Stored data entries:
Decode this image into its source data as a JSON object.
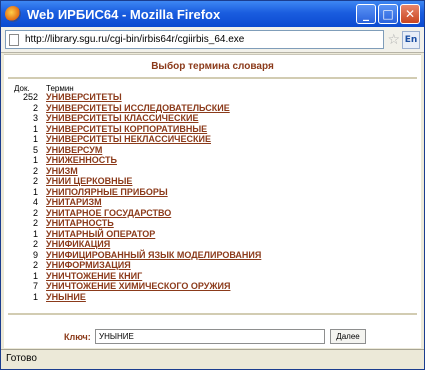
{
  "window": {
    "title": "Web ИРБИС64 - Mozilla Firefox"
  },
  "urlbar": {
    "url": "http://library.sgu.ru/cgi-bin/irbis64r/cgiirbis_64.exe",
    "lang_badge": "En"
  },
  "page": {
    "heading": "Выбор термина словаря",
    "col_count": "Док.",
    "col_term": "Термин",
    "rows": [
      {
        "count": "252",
        "term": "УНИВЕРСИТЕТЫ"
      },
      {
        "count": "2",
        "term": "УНИВЕРСИТЕТЫ ИССЛЕДОВАТЕЛЬСКИЕ"
      },
      {
        "count": "3",
        "term": "УНИВЕРСИТЕТЫ КЛАССИЧЕСКИЕ"
      },
      {
        "count": "1",
        "term": "УНИВЕРСИТЕТЫ КОРПОРАТИВНЫЕ"
      },
      {
        "count": "1",
        "term": "УНИВЕРСИТЕТЫ НЕКЛАССИЧЕСКИЕ"
      },
      {
        "count": "5",
        "term": "УНИВЕРСУМ"
      },
      {
        "count": "1",
        "term": "УНИЖЕННОСТЬ"
      },
      {
        "count": "2",
        "term": "УНИЗМ"
      },
      {
        "count": "2",
        "term": "УНИИ ЦЕРКОВНЫЕ"
      },
      {
        "count": "1",
        "term": "УНИПОЛЯРНЫЕ ПРИБОРЫ"
      },
      {
        "count": "4",
        "term": "УНИТАРИЗМ"
      },
      {
        "count": "2",
        "term": "УНИТАРНОЕ ГОСУДАРСТВО"
      },
      {
        "count": "2",
        "term": "УНИТАРНОСТЬ"
      },
      {
        "count": "1",
        "term": "УНИТАРНЫЙ ОПЕРАТОР"
      },
      {
        "count": "2",
        "term": "УНИФИКАЦИЯ"
      },
      {
        "count": "9",
        "term": "УНИФИЦИРОВАННЫЙ ЯЗЫК МОДЕЛИРОВАНИЯ"
      },
      {
        "count": "2",
        "term": "УНИФОРМИЗАЦИЯ"
      },
      {
        "count": "1",
        "term": "УНИЧТОЖЕНИЕ КНИГ"
      },
      {
        "count": "7",
        "term": "УНИЧТОЖЕНИЕ ХИМИЧЕСКОГО ОРУЖИЯ"
      },
      {
        "count": "1",
        "term": "УНЫНИЕ"
      }
    ],
    "key_label": "Ключ:",
    "key_value": "УНЫНИЕ",
    "next_label": "Далее"
  },
  "status": {
    "text": "Готово"
  }
}
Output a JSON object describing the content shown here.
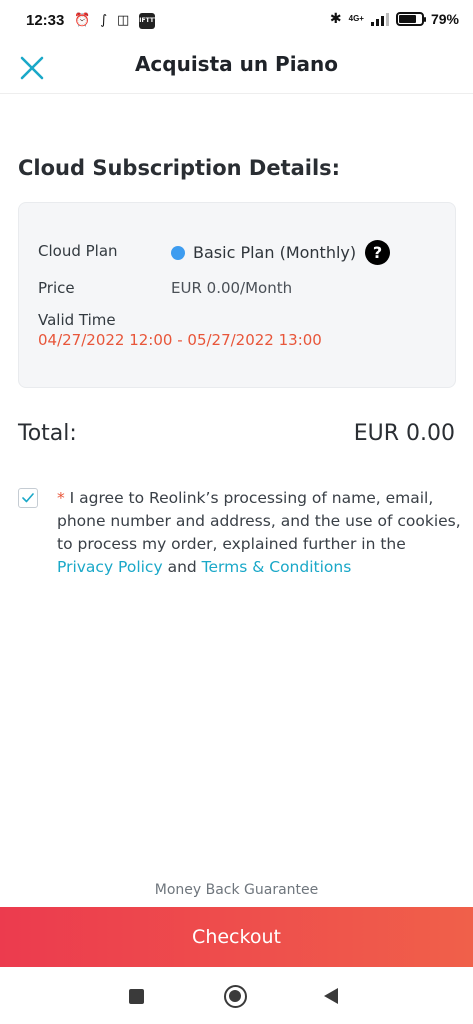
{
  "status_bar": {
    "time": "12:33",
    "left_icons": [
      "alarm-icon",
      "reolink-icon",
      "train-icon",
      "ifttt-icon"
    ],
    "ifttt_label": "IFTTT",
    "network": "4G+",
    "battery_percent": "79%",
    "battery_level": 0.79
  },
  "header": {
    "title": "Acquista un Piano",
    "close_icon": "close-icon",
    "accent_color": "#1aa8c8"
  },
  "details": {
    "title": "Cloud Subscription Details:",
    "plan_label": "Cloud Plan",
    "plan_name": "Basic Plan (Monthly)",
    "plan_dot_color": "#3d9cf0",
    "help_icon": "?",
    "price_label": "Price",
    "price_value": "EUR 0.00/Month",
    "valid_label": "Valid Time",
    "valid_range": "04/27/2022 12:00 - 05/27/2022 13:00"
  },
  "total": {
    "label": "Total:",
    "value": "EUR 0.00"
  },
  "agreement": {
    "checked": true,
    "required_mark": "*",
    "text": " I agree to Reolink’s processing of name, email, phone number and address, and the use of cookies, to process my order, explained further in the ",
    "privacy_link": "Privacy Policy",
    "and_text": " and ",
    "terms_link": "Terms & Conditions"
  },
  "footer": {
    "guarantee": "Money Back Guarantee",
    "checkout_label": "Checkout",
    "checkout_colors": [
      "#ec3b4e",
      "#f0604a"
    ]
  }
}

Task directions - Each line from the one bearing "Output a JSON" through the final line of the records is to be copied exactly, and no pictures are to be included.

Final result -
Output a JSON object describing the content shown here.
{
  "status_bar": {
    "time": "12:33",
    "left_icons": [
      "alarm-icon",
      "reolink-icon",
      "train-icon",
      "ifttt-icon"
    ],
    "ifttt_label": "IFTTT",
    "network": "4G+",
    "battery_percent": "79%",
    "battery_level": 0.79
  },
  "header": {
    "title": "Acquista un Piano",
    "close_icon": "close-icon",
    "accent_color": "#1aa8c8"
  },
  "details": {
    "title": "Cloud Subscription Details:",
    "plan_label": "Cloud Plan",
    "plan_name": "Basic Plan (Monthly)",
    "plan_dot_color": "#3d9cf0",
    "help_icon": "?",
    "price_label": "Price",
    "price_value": "EUR 0.00/Month",
    "valid_label": "Valid Time",
    "valid_range": "04/27/2022 12:00 - 05/27/2022 13:00"
  },
  "total": {
    "label": "Total:",
    "value": "EUR 0.00"
  },
  "agreement": {
    "checked": true,
    "required_mark": "*",
    "text": " I agree to Reolink’s processing of name, email, phone number and address, and the use of cookies, to process my order, explained further in the ",
    "privacy_link": "Privacy Policy",
    "and_text": " and ",
    "terms_link": "Terms & Conditions"
  },
  "footer": {
    "guarantee": "Money Back Guarantee",
    "checkout_label": "Checkout",
    "checkout_colors": [
      "#ec3b4e",
      "#f0604a"
    ]
  }
}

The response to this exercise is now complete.